---- ENTRIES SHOWN

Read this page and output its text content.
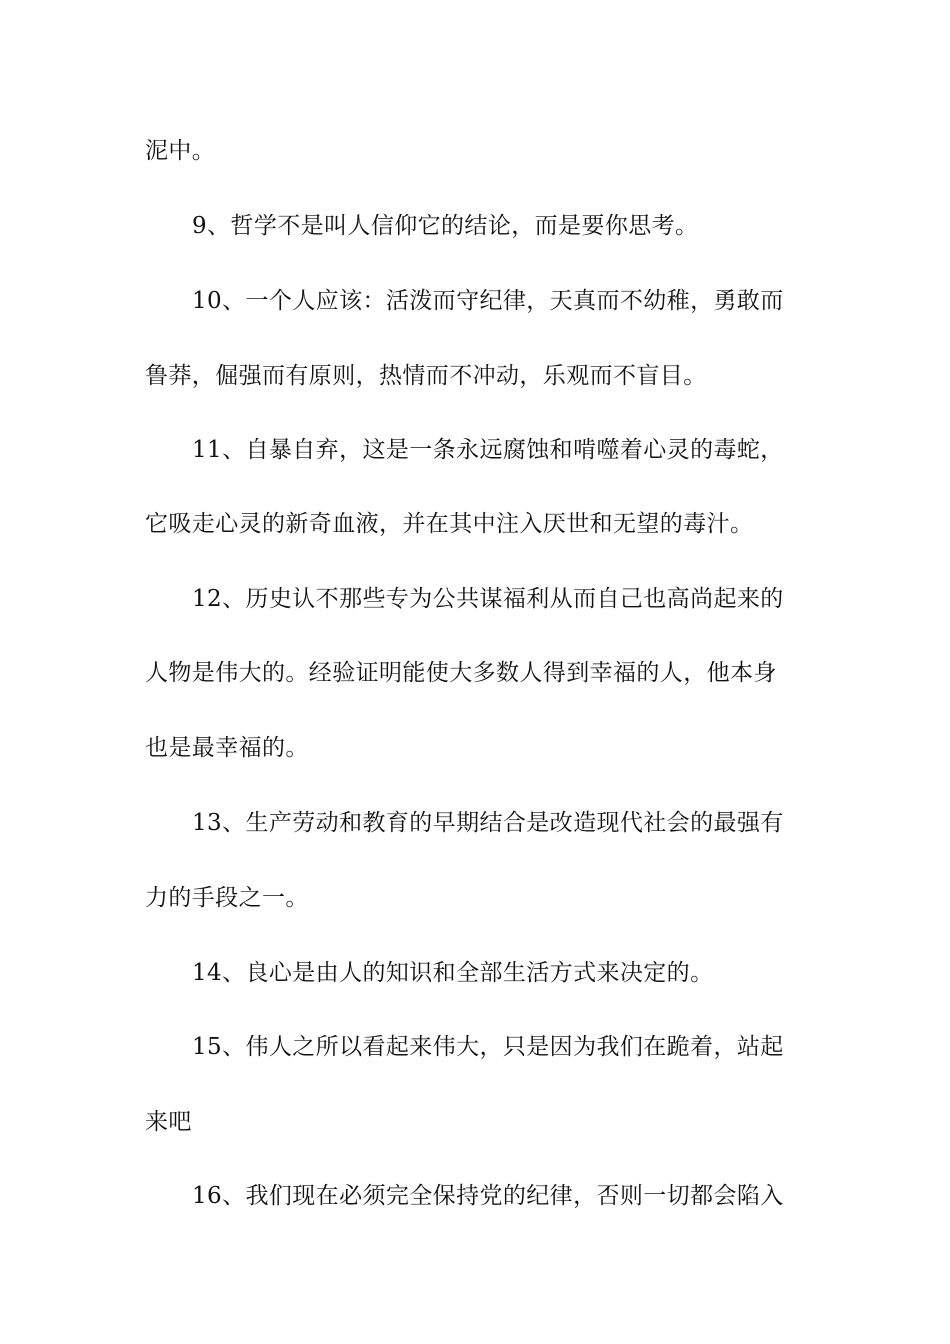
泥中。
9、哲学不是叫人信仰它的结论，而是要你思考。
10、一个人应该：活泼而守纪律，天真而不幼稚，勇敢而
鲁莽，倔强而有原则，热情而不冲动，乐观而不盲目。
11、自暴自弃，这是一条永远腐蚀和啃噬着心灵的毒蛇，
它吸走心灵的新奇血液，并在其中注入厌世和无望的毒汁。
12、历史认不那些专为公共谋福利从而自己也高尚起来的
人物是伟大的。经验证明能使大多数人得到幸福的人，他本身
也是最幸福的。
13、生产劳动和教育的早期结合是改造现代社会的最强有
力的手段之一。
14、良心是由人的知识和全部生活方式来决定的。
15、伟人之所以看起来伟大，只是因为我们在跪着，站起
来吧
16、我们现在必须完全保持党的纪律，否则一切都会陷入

--------

WHAT IS EXPECTED >>
Transcribe the listing in full. Omit the pictures and keep every line exact.

EXERCISE ANSWER >>
Read this page and output its text content.
泥中。
9、哲学不是叫人信仰它的结论，而是要你思考。
10、一个人应该：活泼而守纪律，天真而不幼稚，勇敢而
鲁莽，倔强而有原则，热情而不冲动，乐观而不盲目。
11、自暴自弃，这是一条永远腐蚀和啃噬着心灵的毒蛇，
它吸走心灵的新奇血液，并在其中注入厌世和无望的毒汁。
12、历史认不那些专为公共谋福利从而自己也高尚起来的
人物是伟大的。经验证明能使大多数人得到幸福的人，他本身
也是最幸福的。
13、生产劳动和教育的早期结合是改造现代社会的最强有
力的手段之一。
14、良心是由人的知识和全部生活方式来决定的。
15、伟人之所以看起来伟大，只是因为我们在跪着，站起
来吧
16、我们现在必须完全保持党的纪律，否则一切都会陷入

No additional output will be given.